* Problem requirements
Look through the data below and work out how many lines contain the string "Frame". Give the number alone.

* Information supplied

————————

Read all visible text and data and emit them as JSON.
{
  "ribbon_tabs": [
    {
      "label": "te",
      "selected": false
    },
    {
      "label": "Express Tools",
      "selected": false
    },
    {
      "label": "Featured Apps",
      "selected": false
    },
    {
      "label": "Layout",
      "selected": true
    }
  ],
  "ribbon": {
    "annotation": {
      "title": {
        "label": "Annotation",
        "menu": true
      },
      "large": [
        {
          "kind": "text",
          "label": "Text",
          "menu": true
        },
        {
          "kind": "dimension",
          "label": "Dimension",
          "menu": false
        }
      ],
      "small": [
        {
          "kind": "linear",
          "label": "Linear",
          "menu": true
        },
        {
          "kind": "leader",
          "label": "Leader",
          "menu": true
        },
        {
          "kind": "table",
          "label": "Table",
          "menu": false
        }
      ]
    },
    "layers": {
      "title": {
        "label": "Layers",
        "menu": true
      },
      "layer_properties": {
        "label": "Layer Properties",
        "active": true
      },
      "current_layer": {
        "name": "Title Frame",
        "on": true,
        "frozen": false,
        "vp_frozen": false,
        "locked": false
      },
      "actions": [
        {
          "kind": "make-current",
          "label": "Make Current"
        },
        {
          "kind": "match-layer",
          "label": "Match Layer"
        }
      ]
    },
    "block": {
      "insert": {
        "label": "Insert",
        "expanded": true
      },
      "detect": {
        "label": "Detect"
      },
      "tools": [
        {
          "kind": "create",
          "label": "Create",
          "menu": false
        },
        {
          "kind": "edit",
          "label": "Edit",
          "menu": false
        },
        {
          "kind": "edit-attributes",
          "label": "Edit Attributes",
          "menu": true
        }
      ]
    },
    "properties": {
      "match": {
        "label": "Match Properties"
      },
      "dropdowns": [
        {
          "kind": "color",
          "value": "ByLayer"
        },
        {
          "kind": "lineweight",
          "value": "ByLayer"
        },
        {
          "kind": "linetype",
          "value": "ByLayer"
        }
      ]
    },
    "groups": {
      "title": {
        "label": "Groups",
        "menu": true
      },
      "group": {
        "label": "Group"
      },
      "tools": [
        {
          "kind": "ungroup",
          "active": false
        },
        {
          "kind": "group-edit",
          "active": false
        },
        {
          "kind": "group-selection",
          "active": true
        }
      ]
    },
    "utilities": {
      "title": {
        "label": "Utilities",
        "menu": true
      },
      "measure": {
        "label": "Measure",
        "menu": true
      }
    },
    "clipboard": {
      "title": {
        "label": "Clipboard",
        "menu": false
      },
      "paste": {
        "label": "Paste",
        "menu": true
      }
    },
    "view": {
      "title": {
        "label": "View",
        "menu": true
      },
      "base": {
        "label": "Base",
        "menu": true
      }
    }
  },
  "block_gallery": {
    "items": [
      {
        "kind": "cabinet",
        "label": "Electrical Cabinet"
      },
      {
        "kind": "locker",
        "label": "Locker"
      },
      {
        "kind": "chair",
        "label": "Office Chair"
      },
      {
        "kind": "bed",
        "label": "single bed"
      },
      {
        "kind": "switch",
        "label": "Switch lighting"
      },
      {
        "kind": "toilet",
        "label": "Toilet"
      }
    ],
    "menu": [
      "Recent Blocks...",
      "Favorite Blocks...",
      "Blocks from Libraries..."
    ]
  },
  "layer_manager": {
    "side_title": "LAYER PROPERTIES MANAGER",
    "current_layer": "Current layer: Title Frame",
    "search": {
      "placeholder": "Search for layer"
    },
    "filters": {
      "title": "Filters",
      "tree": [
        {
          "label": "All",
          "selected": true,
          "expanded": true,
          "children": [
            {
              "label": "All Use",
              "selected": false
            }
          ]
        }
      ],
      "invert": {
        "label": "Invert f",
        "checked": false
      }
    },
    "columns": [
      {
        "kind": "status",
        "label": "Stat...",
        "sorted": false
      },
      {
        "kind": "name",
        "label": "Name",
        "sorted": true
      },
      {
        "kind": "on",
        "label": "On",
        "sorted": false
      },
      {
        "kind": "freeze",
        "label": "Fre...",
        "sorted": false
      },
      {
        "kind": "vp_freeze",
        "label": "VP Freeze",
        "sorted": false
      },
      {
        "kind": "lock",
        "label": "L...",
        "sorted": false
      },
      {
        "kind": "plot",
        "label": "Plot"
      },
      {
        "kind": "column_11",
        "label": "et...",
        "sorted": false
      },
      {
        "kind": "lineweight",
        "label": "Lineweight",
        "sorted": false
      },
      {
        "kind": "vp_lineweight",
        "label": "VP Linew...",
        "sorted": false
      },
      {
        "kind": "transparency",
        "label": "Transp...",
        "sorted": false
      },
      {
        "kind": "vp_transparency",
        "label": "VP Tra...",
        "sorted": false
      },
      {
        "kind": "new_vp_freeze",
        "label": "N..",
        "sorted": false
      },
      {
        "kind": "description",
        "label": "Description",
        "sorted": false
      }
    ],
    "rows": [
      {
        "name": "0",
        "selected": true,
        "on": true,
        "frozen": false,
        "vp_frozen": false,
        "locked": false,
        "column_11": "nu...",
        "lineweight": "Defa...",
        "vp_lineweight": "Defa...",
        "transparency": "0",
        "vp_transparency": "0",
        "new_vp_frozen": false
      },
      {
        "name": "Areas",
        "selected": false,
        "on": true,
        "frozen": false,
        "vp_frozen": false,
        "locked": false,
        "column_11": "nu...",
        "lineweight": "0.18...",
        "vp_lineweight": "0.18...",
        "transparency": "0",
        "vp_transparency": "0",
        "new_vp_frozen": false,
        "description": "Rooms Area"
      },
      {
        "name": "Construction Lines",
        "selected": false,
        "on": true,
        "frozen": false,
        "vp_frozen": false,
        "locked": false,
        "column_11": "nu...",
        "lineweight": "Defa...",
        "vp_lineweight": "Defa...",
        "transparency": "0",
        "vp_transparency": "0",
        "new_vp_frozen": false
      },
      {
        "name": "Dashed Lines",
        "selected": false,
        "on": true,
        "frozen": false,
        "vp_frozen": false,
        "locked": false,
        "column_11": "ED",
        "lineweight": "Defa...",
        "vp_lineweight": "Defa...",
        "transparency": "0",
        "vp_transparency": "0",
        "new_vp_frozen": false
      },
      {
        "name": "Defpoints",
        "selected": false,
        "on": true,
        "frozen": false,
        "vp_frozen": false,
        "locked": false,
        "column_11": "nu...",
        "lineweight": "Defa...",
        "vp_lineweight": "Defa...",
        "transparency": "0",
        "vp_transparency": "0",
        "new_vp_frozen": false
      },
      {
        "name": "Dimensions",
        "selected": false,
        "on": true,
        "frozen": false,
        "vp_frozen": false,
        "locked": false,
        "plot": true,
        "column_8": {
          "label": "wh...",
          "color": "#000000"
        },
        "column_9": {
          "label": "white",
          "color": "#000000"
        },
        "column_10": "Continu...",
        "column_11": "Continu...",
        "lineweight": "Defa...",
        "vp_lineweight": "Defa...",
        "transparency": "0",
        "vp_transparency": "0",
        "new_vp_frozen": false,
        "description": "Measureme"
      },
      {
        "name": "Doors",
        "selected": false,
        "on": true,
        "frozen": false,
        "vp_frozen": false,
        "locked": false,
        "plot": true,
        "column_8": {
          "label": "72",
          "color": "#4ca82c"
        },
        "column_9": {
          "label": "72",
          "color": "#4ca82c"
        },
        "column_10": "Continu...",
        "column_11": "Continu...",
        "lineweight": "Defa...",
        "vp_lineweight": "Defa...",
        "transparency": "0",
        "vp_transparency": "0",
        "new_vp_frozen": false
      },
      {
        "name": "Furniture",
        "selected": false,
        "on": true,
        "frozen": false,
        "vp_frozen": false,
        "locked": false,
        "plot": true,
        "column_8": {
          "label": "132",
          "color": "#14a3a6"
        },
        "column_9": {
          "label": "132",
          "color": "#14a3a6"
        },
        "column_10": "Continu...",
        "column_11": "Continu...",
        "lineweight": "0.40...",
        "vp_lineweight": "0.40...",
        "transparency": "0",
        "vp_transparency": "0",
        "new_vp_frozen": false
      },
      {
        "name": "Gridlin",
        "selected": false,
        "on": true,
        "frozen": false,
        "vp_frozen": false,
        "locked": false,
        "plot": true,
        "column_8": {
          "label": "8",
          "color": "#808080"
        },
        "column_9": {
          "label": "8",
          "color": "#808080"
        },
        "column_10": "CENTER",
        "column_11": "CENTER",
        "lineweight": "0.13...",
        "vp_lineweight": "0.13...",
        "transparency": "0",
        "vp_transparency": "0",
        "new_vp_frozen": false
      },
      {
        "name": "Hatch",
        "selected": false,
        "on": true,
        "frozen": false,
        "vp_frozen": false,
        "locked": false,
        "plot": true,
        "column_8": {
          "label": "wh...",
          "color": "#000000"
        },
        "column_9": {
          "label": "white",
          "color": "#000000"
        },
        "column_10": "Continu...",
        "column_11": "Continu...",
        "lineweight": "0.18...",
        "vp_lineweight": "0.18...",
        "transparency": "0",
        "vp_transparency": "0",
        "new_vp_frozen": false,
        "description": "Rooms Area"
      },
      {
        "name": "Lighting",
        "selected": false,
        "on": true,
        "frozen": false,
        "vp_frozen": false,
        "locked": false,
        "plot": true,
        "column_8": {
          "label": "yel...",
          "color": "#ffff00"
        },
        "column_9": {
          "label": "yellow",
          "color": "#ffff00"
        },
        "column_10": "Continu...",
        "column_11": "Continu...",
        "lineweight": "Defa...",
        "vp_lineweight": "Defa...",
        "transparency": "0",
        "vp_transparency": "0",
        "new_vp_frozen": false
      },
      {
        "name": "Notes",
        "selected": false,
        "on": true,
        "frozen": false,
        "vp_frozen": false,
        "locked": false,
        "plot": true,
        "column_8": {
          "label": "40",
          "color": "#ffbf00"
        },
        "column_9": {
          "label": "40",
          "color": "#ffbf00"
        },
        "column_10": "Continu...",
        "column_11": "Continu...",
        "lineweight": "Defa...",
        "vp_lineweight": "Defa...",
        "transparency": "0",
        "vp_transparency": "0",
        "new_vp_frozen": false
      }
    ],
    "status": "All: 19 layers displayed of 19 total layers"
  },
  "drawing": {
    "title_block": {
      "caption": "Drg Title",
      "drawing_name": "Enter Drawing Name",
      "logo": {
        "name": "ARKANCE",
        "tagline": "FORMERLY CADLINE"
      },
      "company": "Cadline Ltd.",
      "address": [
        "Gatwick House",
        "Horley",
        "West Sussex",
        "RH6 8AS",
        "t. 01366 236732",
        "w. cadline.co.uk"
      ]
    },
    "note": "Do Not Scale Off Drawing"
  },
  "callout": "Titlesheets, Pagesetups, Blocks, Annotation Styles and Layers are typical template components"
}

————————

* Worked solution
2